Records from a collection:
----

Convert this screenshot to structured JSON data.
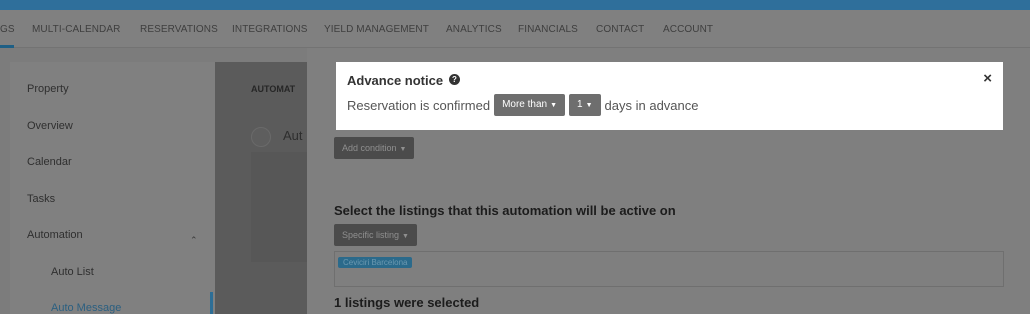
{
  "nav": {
    "items": [
      "GS",
      "MULTI-CALENDAR",
      "RESERVATIONS",
      "INTEGRATIONS",
      "YIELD MANAGEMENT",
      "ANALYTICS",
      "FINANCIALS",
      "CONTACT",
      "ACCOUNT"
    ]
  },
  "sidebar": {
    "items": [
      "Property",
      "Overview",
      "Calendar",
      "Tasks",
      "Automation",
      "Auto List",
      "Auto Message"
    ]
  },
  "middle": {
    "header": "AUTOMAT",
    "item_text": "Aut"
  },
  "content": {
    "add_condition": "Add condition",
    "listings_title": "Select the listings that this automation will be active on",
    "specific_listing": "Specific listing",
    "tag": "Ceviciri Barcelona",
    "selected_text": "1 listings were selected"
  },
  "modal": {
    "title": "Advance notice",
    "prefix": "Reservation is confirmed",
    "comparison": "More than",
    "number": "1",
    "suffix": "days in advance"
  },
  "colors": {
    "topbar": "#2f6f9b",
    "accent": "#2d6e96"
  }
}
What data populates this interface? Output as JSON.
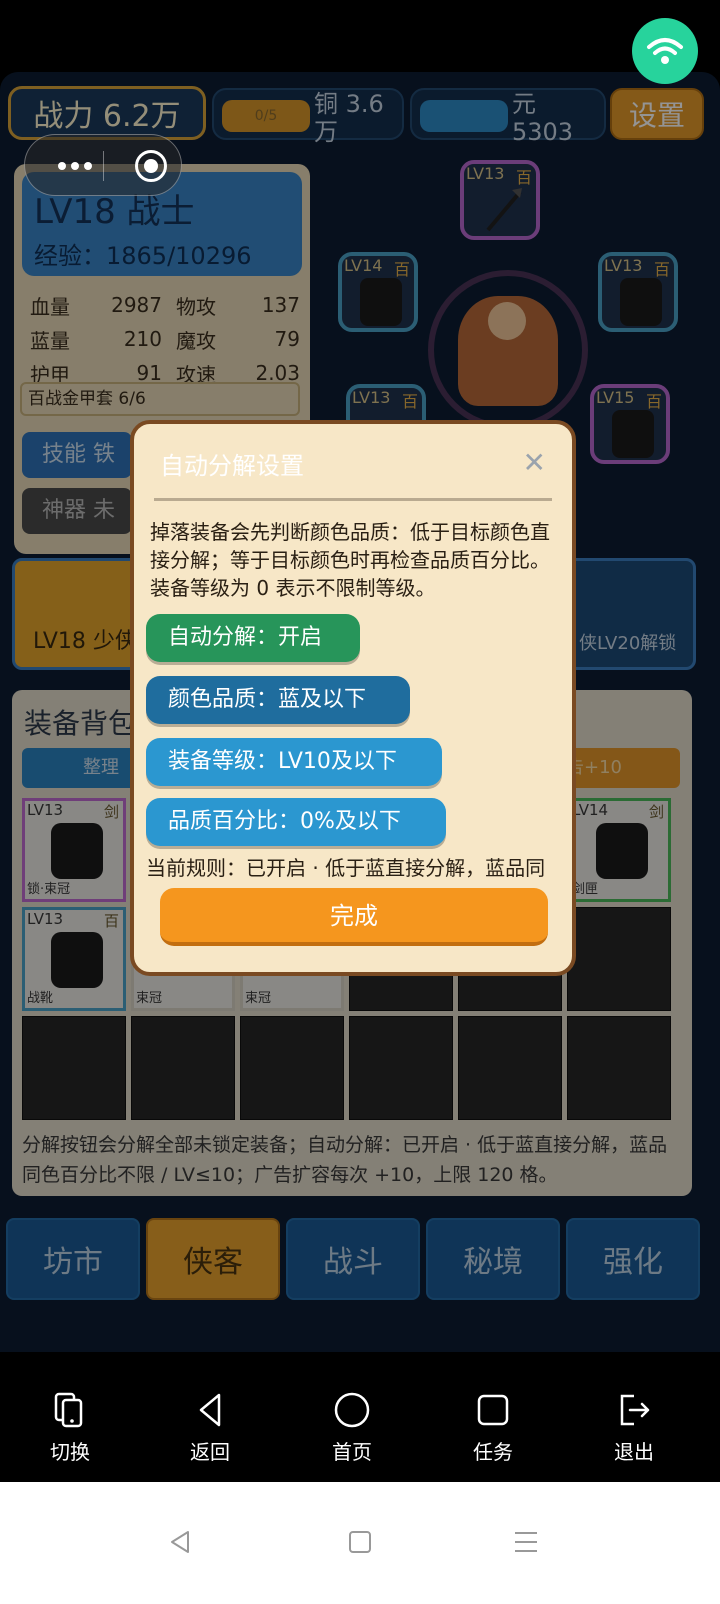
{
  "topbar": {
    "power": "战力 6.2万",
    "res1_pill": "0/5",
    "res1_text": "铜 3.6万",
    "res2_text": "元 5303",
    "settings": "设置"
  },
  "character": {
    "title": "LV18 战士",
    "exp": "经验：1865/10296",
    "stats": [
      {
        "k": "血量",
        "v": "2987",
        "k2": "物攻",
        "v2": "137"
      },
      {
        "k": "蓝量",
        "v": "210",
        "k2": "魔攻",
        "v2": "79"
      },
      {
        "k": "护甲",
        "v": "91",
        "k2": "攻速",
        "v2": "2.03"
      }
    ],
    "set_bonus": "百战金甲套 6/6",
    "skill_btn": "技能 铁",
    "artifact_btn": "神器 未"
  },
  "slots": [
    {
      "lv": "LV13",
      "q": "百"
    },
    {
      "lv": "LV14",
      "q": "百"
    },
    {
      "lv": "LV13",
      "q": "百"
    },
    {
      "lv": "LV13",
      "q": "百"
    },
    {
      "lv": "LV15",
      "q": "百"
    }
  ],
  "hero_cards": {
    "left": "LV18 少侠",
    "right": "侠LV20解锁"
  },
  "bag": {
    "title": "装备背包",
    "sort": "整理",
    "ad": "告+10",
    "items": [
      {
        "lv": "LV13",
        "q": "剑",
        "name": "锁·束冠"
      },
      {
        "lv": "LV14",
        "q": "剑",
        "name": "剑匣"
      },
      {
        "lv": "LV13",
        "q": "百",
        "name": "战靴"
      },
      {
        "lv": "",
        "q": "",
        "name": "束冠"
      },
      {
        "lv": "",
        "q": "",
        "name": "束冠"
      }
    ],
    "note": "分解按钮会分解全部未锁定装备；自动分解：已开启 · 低于蓝直接分解，蓝品同色百分比不限 / LV≤10；广告扩容每次 +10，上限 120 格。"
  },
  "tabs": [
    "坊市",
    "侠客",
    "战斗",
    "秘境",
    "强化"
  ],
  "modal": {
    "title": "自动分解设置",
    "close": "✕",
    "desc": "掉落装备会先判断颜色品质：低于目标颜色直接分解；等于目标颜色时再检查品质百分比。装备等级为 0 表示不限制等级。",
    "opt_auto": "自动分解：开启",
    "opt_color": "颜色品质：蓝及以下",
    "opt_level": "装备等级：LV10及以下",
    "opt_percent": "品质百分比：0%及以下",
    "rule": "当前规则：已开启 · 低于蓝直接分解，蓝品同",
    "done": "完成"
  },
  "toolbar": [
    "切换",
    "返回",
    "首页",
    "任务",
    "退出"
  ],
  "colors": {
    "accent_orange": "#f5961e",
    "accent_green": "#27955a",
    "accent_blue": "#2b97d0",
    "wifi": "#27d39c"
  }
}
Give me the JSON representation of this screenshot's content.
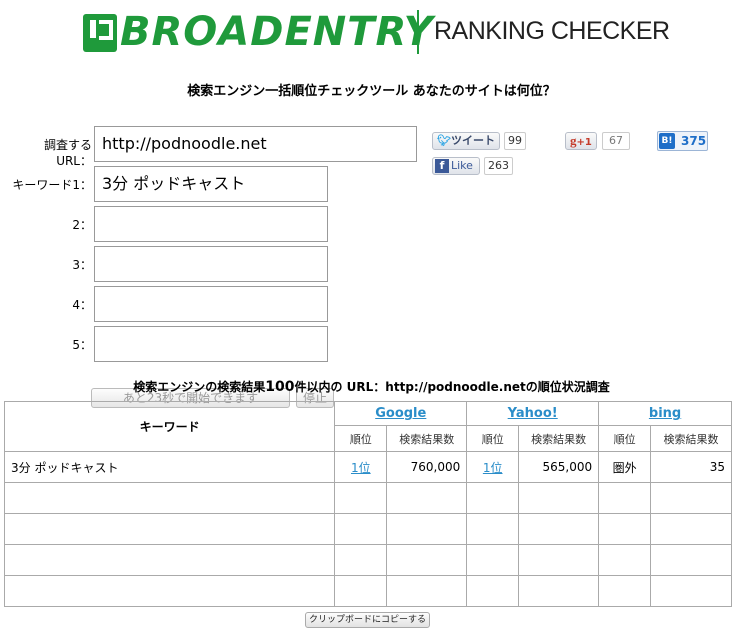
{
  "header": {
    "brand": "BROADENTRY",
    "product": "RANKING CHECKER",
    "tagline": "検索エンジン一括順位チェックツール あなたのサイトは何位？"
  },
  "form": {
    "url_label": "調査するURL：",
    "url_value": "http://podnoodle.net",
    "keyword_labels": [
      "キーワード1：",
      "2：",
      "3：",
      "4：",
      "5："
    ],
    "keyword_values": [
      "3分 ポッドキャスト",
      "",
      "",
      "",
      ""
    ],
    "start_button": "あと23秒で開始できます",
    "stop_button": "停止",
    "notice_prefix": "検索エンジンの検索結果",
    "notice_number": "100",
    "notice_mid": "件以内の URL：",
    "notice_url": "http://podnoodle.net",
    "notice_suffix": "の順位状況調査"
  },
  "social": {
    "tweet_label": "ツイート",
    "tweet_count": "99",
    "gplus_label": "+1",
    "gplus_count": "67",
    "hatena_label": "B!",
    "hatena_count": "375",
    "fb_label": "Like",
    "fb_count": "263"
  },
  "table": {
    "keyword_header": "キーワード",
    "engines": [
      "Google",
      "Yahoo!",
      "bing"
    ],
    "rank_header": "順位",
    "count_header": "検索結果数",
    "rows": [
      {
        "keyword": "3分 ポッドキャスト",
        "google_rank": "1位",
        "google_count": "760,000",
        "yahoo_rank": "1位",
        "yahoo_count": "565,000",
        "bing_rank": "圏外",
        "bing_count": "35"
      }
    ]
  },
  "copy_button": "クリップボードにコピーする",
  "colors": {
    "brand_green": "#1f9a3b",
    "link_blue": "#2a8dc9"
  }
}
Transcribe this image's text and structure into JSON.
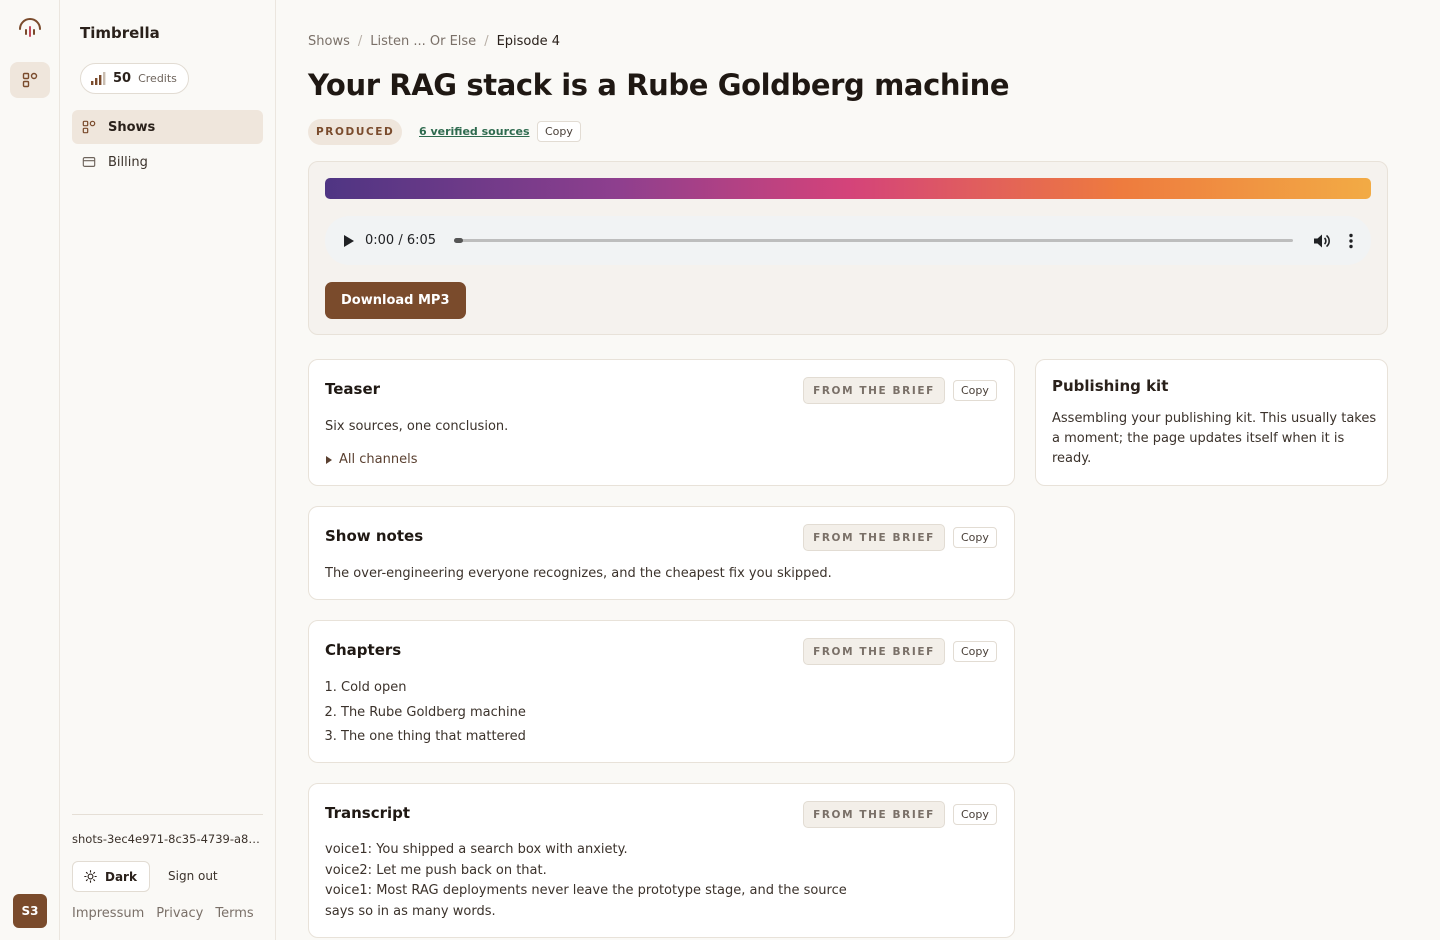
{
  "sidebar": {
    "brand": "Timbrella",
    "credits_value": "50",
    "credits_label": "Credits",
    "nav": [
      {
        "label": "Shows",
        "icon": "grid-icon",
        "active": true
      },
      {
        "label": "Billing",
        "icon": "card-icon",
        "active": false
      }
    ],
    "session_id": "shots-3ec4e971-8c35-4739-a8d4-...",
    "theme_label": "Dark",
    "signout_label": "Sign out",
    "footer_links": [
      "Impressum",
      "Privacy",
      "Terms"
    ]
  },
  "rail": {
    "avatar_initials": "S3"
  },
  "breadcrumb": [
    "Shows",
    "Listen ... Or Else",
    "Episode 4"
  ],
  "episode": {
    "title": "Your RAG stack is a Rube Goldberg machine",
    "status": "PRODUCED",
    "sources_link": "6 verified sources",
    "copy_label": "Copy"
  },
  "player": {
    "time": "0:00 / 6:05",
    "progress": 0,
    "download_label": "Download MP3"
  },
  "cards": {
    "tag_label": "FROM THE BRIEF",
    "copy_label": "Copy",
    "teaser": {
      "title": "Teaser",
      "text": "Six sources, one conclusion.",
      "details_label": "All channels"
    },
    "show_notes": {
      "title": "Show notes",
      "text": "The over-engineering everyone recognizes, and the cheapest fix you skipped."
    },
    "chapters": {
      "title": "Chapters",
      "items": [
        "Cold open",
        "The Rube Goldberg machine",
        "The one thing that mattered"
      ]
    },
    "transcript": {
      "title": "Transcript",
      "lines": [
        "voice1: You shipped a search box with anxiety.",
        "voice2: Let me push back on that.",
        "voice1: Most RAG deployments never leave the prototype stage, and the source",
        "says so in as many words."
      ]
    }
  },
  "kit": {
    "title": "Publishing kit",
    "text": "Assembling your publishing kit. This usually takes a moment; the page updates itself when it is ready."
  },
  "colors": {
    "accent": "#7a4b2c",
    "link": "#2f6b4f"
  }
}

----

-- Work to be completed --
Without the pictures, extract every entry verbatim.

-- Answer for the task --
Convert this screenshot to structured JSON data.
{
  "nav": {
    "items": [
      "GS",
      "MULTI-CALENDAR",
      "RESERVATIONS",
      "INTEGRATIONS",
      "YIELD MANAGEMENT",
      "ANALYTICS",
      "FINANCIALS",
      "CONTACT",
      "ACCOUNT"
    ]
  },
  "sidebar": {
    "items": [
      "Property",
      "Overview",
      "Calendar",
      "Tasks",
      "Automation",
      "Auto List",
      "Auto Message"
    ]
  },
  "middle": {
    "header": "AUTOMAT",
    "item_text": "Aut"
  },
  "content": {
    "add_condition": "Add condition",
    "listings_title": "Select the listings that this automation will be active on",
    "specific_listing": "Specific listing",
    "tag": "Ceviciri Barcelona",
    "selected_text": "1 listings were selected"
  },
  "modal": {
    "title": "Advance notice",
    "prefix": "Reservation is confirmed",
    "comparison": "More than",
    "number": "1",
    "suffix": "days in advance"
  },
  "colors": {
    "topbar": "#2f6f9b",
    "accent": "#2d6e96"
  }
}
What data populates this interface? Output as JSON.
{
  "topbar": {
    "power": "战力 6.2万",
    "res1_pill": "0/5",
    "res1_text": "铜 3.6万",
    "res2_text": "元 5303",
    "settings": "设置"
  },
  "character": {
    "title": "LV18 战士",
    "exp": "经验：1865/10296",
    "stats": [
      {
        "k": "血量",
        "v": "2987",
        "k2": "物攻",
        "v2": "137"
      },
      {
        "k": "蓝量",
        "v": "210",
        "k2": "魔攻",
        "v2": "79"
      },
      {
        "k": "护甲",
        "v": "91",
        "k2": "攻速",
        "v2": "2.03"
      }
    ],
    "set_bonus": "百战金甲套 6/6",
    "skill_btn": "技能 铁",
    "artifact_btn": "神器 未"
  },
  "slots": [
    {
      "lv": "LV13",
      "q": "百"
    },
    {
      "lv": "LV14",
      "q": "百"
    },
    {
      "lv": "LV13",
      "q": "百"
    },
    {
      "lv": "LV13",
      "q": "百"
    },
    {
      "lv": "LV15",
      "q": "百"
    }
  ],
  "hero_cards": {
    "left": "LV18 少侠",
    "right": "侠LV20解锁"
  },
  "bag": {
    "title": "装备背包",
    "sort": "整理",
    "ad": "告+10",
    "items": [
      {
        "lv": "LV13",
        "q": "剑",
        "name": "锁·束冠"
      },
      {
        "lv": "LV14",
        "q": "剑",
        "name": "剑匣"
      },
      {
        "lv": "LV13",
        "q": "百",
        "name": "战靴"
      },
      {
        "lv": "",
        "q": "",
        "name": "束冠"
      },
      {
        "lv": "",
        "q": "",
        "name": "束冠"
      }
    ],
    "note": "分解按钮会分解全部未锁定装备；自动分解：已开启 · 低于蓝直接分解，蓝品同色百分比不限 / LV≤10；广告扩容每次 +10，上限 120 格。"
  },
  "tabs": [
    "坊市",
    "侠客",
    "战斗",
    "秘境",
    "强化"
  ],
  "modal": {
    "title": "自动分解设置",
    "close": "✕",
    "desc": "掉落装备会先判断颜色品质：低于目标颜色直接分解；等于目标颜色时再检查品质百分比。装备等级为 0 表示不限制等级。",
    "opt_auto": "自动分解：开启",
    "opt_color": "颜色品质：蓝及以下",
    "opt_level": "装备等级：LV10及以下",
    "opt_percent": "品质百分比：0%及以下",
    "rule": "当前规则：已开启 · 低于蓝直接分解，蓝品同",
    "done": "完成"
  },
  "toolbar": [
    "切换",
    "返回",
    "首页",
    "任务",
    "退出"
  ],
  "colors": {
    "accent_orange": "#f5961e",
    "accent_green": "#27955a",
    "accent_blue": "#2b97d0",
    "wifi": "#27d39c"
  }
}
Give me the JSON representation of this screenshot's content.
{
  "header": {
    "brand": "BROADENTRY",
    "product": "RANKING CHECKER",
    "tagline": "検索エンジン一括順位チェックツール あなたのサイトは何位？"
  },
  "form": {
    "url_label": "調査するURL：",
    "url_value": "http://podnoodle.net",
    "keyword_labels": [
      "キーワード1：",
      "2：",
      "3：",
      "4：",
      "5："
    ],
    "keyword_values": [
      "3分 ポッドキャスト",
      "",
      "",
      "",
      ""
    ],
    "start_button": "あと23秒で開始できます",
    "stop_button": "停止",
    "notice_prefix": "検索エンジンの検索結果",
    "notice_number": "100",
    "notice_mid": "件以内の URL：",
    "notice_url": "http://podnoodle.net",
    "notice_suffix": "の順位状況調査"
  },
  "social": {
    "tweet_label": "ツイート",
    "tweet_count": "99",
    "gplus_label": "+1",
    "gplus_count": "67",
    "hatena_label": "B!",
    "hatena_count": "375",
    "fb_label": "Like",
    "fb_count": "263"
  },
  "table": {
    "keyword_header": "キーワード",
    "engines": [
      "Google",
      "Yahoo!",
      "bing"
    ],
    "rank_header": "順位",
    "count_header": "検索結果数",
    "rows": [
      {
        "keyword": "3分 ポッドキャスト",
        "google_rank": "1位",
        "google_count": "760,000",
        "yahoo_rank": "1位",
        "yahoo_count": "565,000",
        "bing_rank": "圏外",
        "bing_count": "35"
      }
    ]
  },
  "copy_button": "クリップボードにコピーする",
  "colors": {
    "brand_green": "#1f9a3b",
    "link_blue": "#2a8dc9"
  }
}
Transcribe this image's text and structure into JSON.
{
  "sidebar": {
    "brand": "Timbrella",
    "credits_value": "50",
    "credits_label": "Credits",
    "nav": [
      {
        "label": "Shows",
        "icon": "grid-icon",
        "active": true
      },
      {
        "label": "Billing",
        "icon": "card-icon",
        "active": false
      }
    ],
    "session_id": "shots-3ec4e971-8c35-4739-a8d4-...",
    "theme_label": "Dark",
    "signout_label": "Sign out",
    "footer_links": [
      "Impressum",
      "Privacy",
      "Terms"
    ]
  },
  "rail": {
    "avatar_initials": "S3"
  },
  "breadcrumb": [
    "Shows",
    "Listen ... Or Else",
    "Episode 4"
  ],
  "episode": {
    "title": "Your RAG stack is a Rube Goldberg machine",
    "status": "PRODUCED",
    "sources_link": "6 verified sources",
    "copy_label": "Copy"
  },
  "player": {
    "time": "0:00 / 6:05",
    "progress": 0,
    "download_label": "Download MP3"
  },
  "cards": {
    "tag_label": "FROM THE BRIEF",
    "copy_label": "Copy",
    "teaser": {
      "title": "Teaser",
      "text": "Six sources, one conclusion.",
      "details_label": "All channels"
    },
    "show_notes": {
      "title": "Show notes",
      "text": "The over-engineering everyone recognizes, and the cheapest fix you skipped."
    },
    "chapters": {
      "title": "Chapters",
      "items": [
        "Cold open",
        "The Rube Goldberg machine",
        "The one thing that mattered"
      ]
    },
    "transcript": {
      "title": "Transcript",
      "lines": [
        "voice1: You shipped a search box with anxiety.",
        "voice2: Let me push back on that.",
        "voice1: Most RAG deployments never leave the prototype stage, and the source",
        "says so in as many words."
      ]
    }
  },
  "kit": {
    "title": "Publishing kit",
    "text": "Assembling your publishing kit. This usually takes a moment; the page updates itself when it is ready."
  },
  "colors": {
    "accent": "#7a4b2c",
    "link": "#2f6b4f"
  }
}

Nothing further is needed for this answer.